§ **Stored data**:

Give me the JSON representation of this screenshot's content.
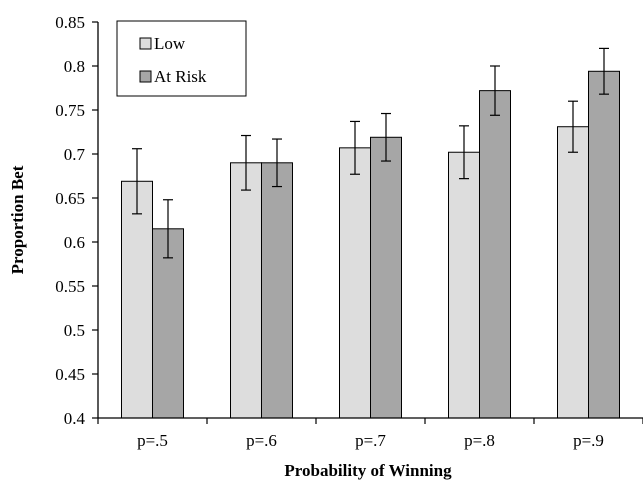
{
  "chart_data": {
    "type": "bar",
    "categories": [
      "p=.5",
      "p=.6",
      "p=.7",
      "p=.8",
      "p=.9"
    ],
    "series": [
      {
        "name": "Low",
        "color": "#dddddd",
        "values": [
          0.669,
          0.69,
          0.707,
          0.702,
          0.731
        ],
        "error": [
          0.037,
          0.031,
          0.03,
          0.03,
          0.029
        ]
      },
      {
        "name": "At Risk",
        "color": "#a6a6a6",
        "values": [
          0.615,
          0.69,
          0.719,
          0.772,
          0.794
        ],
        "error": [
          0.033,
          0.027,
          0.027,
          0.028,
          0.026
        ]
      }
    ],
    "xlabel": "Probability of Winning",
    "ylabel": "Proportion Bet",
    "ylim": [
      0.4,
      0.85
    ],
    "yticks": [
      "0.4",
      "0.45",
      "0.5",
      "0.55",
      "0.6",
      "0.65",
      "0.7",
      "0.75",
      "0.8",
      "0.85"
    ],
    "grid": false,
    "legend_position": "top-left"
  }
}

§ **WHAT IS EXPECTED**: Repeat each entry exactly as it appears; skip any picture.

§ **THE RESULT**:
Give me the JSON representation of this screenshot's content.
{
  "chart_data": {
    "type": "bar",
    "categories": [
      "p=.5",
      "p=.6",
      "p=.7",
      "p=.8",
      "p=.9"
    ],
    "series": [
      {
        "name": "Low",
        "color": "#dddddd",
        "values": [
          0.669,
          0.69,
          0.707,
          0.702,
          0.731
        ],
        "error": [
          0.037,
          0.031,
          0.03,
          0.03,
          0.029
        ]
      },
      {
        "name": "At Risk",
        "color": "#a6a6a6",
        "values": [
          0.615,
          0.69,
          0.719,
          0.772,
          0.794
        ],
        "error": [
          0.033,
          0.027,
          0.027,
          0.028,
          0.026
        ]
      }
    ],
    "xlabel": "Probability of Winning",
    "ylabel": "Proportion Bet",
    "ylim": [
      0.4,
      0.85
    ],
    "yticks": [
      "0.4",
      "0.45",
      "0.5",
      "0.55",
      "0.6",
      "0.65",
      "0.7",
      "0.75",
      "0.8",
      "0.85"
    ],
    "grid": false,
    "legend_position": "top-left"
  }
}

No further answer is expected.